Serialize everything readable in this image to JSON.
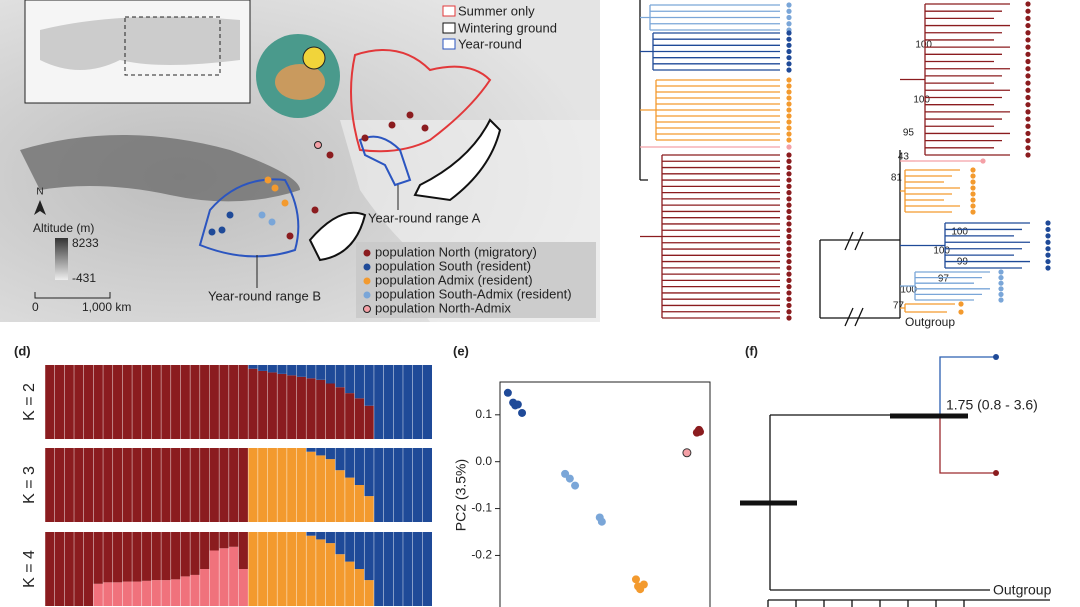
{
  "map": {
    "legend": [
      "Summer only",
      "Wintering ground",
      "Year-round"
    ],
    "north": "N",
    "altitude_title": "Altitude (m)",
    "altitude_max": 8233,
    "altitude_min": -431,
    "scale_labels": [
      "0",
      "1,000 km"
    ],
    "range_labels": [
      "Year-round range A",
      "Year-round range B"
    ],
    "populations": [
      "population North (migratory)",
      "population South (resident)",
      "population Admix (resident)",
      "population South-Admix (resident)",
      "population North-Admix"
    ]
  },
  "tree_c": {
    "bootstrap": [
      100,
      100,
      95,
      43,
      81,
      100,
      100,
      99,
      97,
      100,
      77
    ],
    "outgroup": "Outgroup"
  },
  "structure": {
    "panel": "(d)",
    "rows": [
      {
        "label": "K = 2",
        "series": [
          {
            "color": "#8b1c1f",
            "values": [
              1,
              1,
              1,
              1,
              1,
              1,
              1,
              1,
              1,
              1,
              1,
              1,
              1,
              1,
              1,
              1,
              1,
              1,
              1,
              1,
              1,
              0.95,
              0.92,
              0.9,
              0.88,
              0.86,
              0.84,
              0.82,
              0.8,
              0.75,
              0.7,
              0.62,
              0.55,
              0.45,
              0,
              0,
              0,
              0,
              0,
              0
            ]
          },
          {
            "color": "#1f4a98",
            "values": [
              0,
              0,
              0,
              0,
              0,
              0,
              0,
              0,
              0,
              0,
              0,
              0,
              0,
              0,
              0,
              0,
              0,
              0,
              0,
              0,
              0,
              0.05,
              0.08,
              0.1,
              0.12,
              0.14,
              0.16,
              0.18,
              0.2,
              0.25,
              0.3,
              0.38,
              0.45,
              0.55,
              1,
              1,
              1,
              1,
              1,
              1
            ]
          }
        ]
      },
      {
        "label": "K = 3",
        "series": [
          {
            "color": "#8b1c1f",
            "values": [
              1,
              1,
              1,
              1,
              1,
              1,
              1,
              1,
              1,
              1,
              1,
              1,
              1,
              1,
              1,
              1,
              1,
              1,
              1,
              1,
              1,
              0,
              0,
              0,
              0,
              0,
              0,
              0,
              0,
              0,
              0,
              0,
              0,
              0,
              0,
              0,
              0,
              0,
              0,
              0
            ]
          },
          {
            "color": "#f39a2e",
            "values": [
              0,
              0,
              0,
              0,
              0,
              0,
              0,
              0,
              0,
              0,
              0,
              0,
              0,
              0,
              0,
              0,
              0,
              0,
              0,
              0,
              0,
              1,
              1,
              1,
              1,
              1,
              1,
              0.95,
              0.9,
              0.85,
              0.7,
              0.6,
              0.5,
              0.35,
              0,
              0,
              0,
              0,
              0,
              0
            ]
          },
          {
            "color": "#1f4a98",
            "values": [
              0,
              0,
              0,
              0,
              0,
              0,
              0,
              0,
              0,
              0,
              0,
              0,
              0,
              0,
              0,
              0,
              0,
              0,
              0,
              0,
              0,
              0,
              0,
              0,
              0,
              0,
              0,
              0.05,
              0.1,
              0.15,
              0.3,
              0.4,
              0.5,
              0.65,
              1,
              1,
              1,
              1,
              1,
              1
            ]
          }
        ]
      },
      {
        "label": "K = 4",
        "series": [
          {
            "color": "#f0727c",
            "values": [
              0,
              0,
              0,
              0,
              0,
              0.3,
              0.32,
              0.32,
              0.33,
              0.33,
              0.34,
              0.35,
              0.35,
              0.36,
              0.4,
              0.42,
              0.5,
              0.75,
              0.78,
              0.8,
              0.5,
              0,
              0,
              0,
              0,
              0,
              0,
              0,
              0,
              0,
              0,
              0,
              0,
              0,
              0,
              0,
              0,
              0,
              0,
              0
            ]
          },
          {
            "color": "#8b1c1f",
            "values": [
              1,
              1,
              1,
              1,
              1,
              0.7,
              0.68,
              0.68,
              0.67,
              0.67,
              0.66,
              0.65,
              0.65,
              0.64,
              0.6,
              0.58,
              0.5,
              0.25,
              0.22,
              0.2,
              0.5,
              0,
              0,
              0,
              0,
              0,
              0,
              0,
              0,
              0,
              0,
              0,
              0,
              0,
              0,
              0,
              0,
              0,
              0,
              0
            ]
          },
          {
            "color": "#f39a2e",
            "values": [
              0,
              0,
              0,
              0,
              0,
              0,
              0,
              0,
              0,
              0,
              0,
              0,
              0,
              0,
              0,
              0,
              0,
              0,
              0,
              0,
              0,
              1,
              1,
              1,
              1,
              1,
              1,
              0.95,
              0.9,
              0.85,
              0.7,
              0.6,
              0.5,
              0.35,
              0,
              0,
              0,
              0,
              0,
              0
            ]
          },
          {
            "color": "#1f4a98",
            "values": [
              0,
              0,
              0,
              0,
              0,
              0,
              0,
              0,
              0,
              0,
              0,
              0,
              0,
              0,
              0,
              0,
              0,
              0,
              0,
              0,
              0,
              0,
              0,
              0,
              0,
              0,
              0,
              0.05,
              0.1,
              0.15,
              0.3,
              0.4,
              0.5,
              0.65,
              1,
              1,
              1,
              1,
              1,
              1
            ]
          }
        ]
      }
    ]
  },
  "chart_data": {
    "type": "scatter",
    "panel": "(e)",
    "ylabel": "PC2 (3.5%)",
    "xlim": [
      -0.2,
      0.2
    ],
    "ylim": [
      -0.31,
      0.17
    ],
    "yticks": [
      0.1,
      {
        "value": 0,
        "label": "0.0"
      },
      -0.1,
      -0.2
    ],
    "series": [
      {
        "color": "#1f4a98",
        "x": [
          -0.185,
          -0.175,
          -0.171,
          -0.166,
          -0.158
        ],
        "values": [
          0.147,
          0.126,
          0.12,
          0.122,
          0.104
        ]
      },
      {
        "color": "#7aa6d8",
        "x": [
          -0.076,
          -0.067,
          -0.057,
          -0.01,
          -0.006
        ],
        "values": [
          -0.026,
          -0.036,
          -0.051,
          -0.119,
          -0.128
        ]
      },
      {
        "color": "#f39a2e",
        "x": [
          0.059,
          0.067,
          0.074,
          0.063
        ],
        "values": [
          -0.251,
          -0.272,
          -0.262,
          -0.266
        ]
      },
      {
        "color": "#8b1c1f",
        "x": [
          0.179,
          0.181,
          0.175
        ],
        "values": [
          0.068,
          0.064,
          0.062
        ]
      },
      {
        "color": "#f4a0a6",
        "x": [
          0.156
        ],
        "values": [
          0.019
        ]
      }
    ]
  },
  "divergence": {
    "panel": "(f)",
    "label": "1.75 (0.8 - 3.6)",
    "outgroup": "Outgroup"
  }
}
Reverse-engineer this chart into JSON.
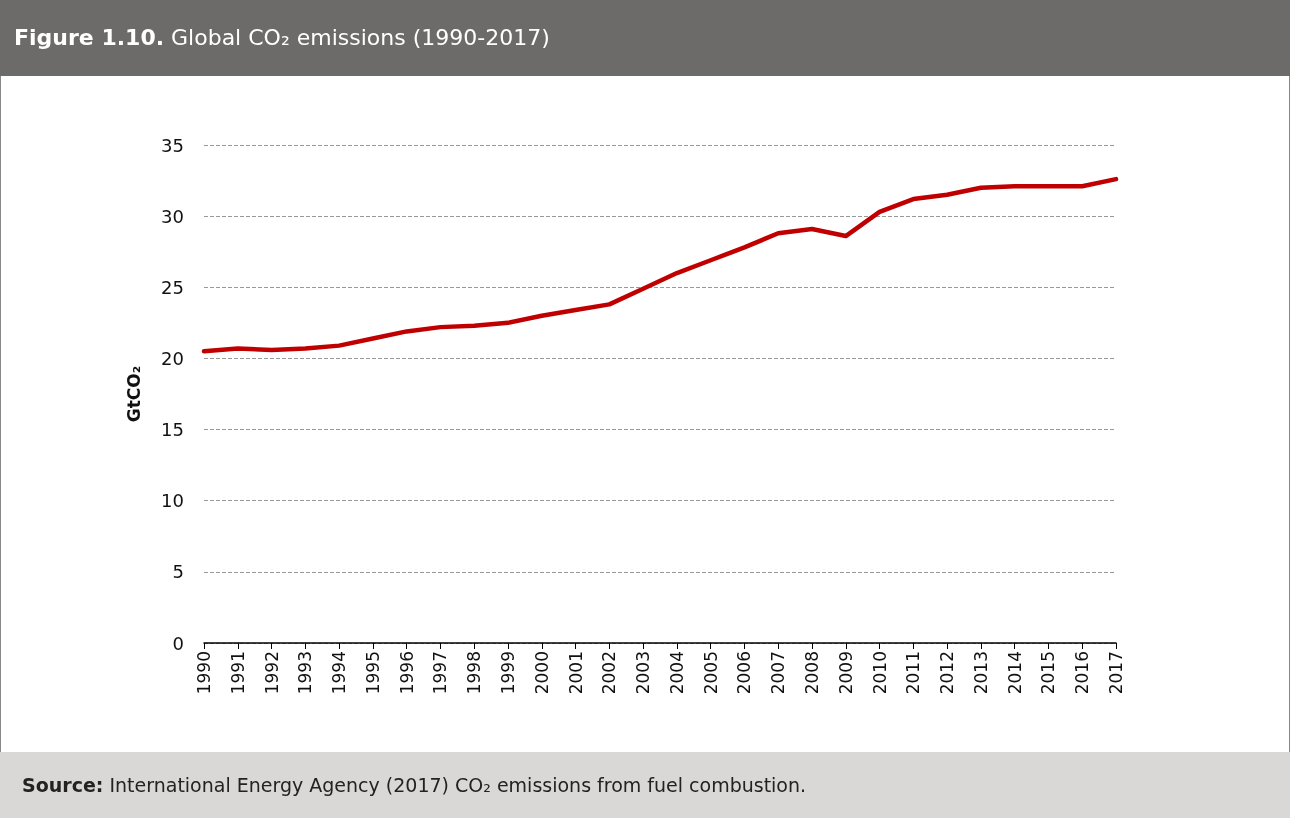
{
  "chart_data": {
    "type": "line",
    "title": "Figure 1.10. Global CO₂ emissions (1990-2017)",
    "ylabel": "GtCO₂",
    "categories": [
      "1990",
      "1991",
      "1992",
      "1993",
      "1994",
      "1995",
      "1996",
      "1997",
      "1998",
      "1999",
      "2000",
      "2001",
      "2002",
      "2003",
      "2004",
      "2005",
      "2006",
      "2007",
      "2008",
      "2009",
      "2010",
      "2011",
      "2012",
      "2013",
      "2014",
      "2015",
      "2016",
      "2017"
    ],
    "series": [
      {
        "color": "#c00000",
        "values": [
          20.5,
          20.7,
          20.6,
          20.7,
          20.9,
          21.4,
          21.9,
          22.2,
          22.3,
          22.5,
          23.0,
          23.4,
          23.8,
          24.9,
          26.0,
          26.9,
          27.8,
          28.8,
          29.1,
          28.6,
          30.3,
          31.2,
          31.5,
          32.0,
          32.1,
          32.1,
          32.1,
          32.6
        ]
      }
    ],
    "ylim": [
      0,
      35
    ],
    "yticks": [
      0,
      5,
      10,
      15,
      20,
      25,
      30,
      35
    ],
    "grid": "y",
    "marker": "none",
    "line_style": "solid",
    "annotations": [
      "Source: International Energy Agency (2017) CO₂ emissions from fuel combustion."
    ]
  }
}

****************

SET EXERCISE: Return every line in the listing that contains the word "emissions".

WRITTEN SOLUTION:
    "title": "Figure 1.10. Global CO₂ emissions (1990-2017)",
      "Source: International Energy Agency (2017) CO₂ emissions from fuel combustion."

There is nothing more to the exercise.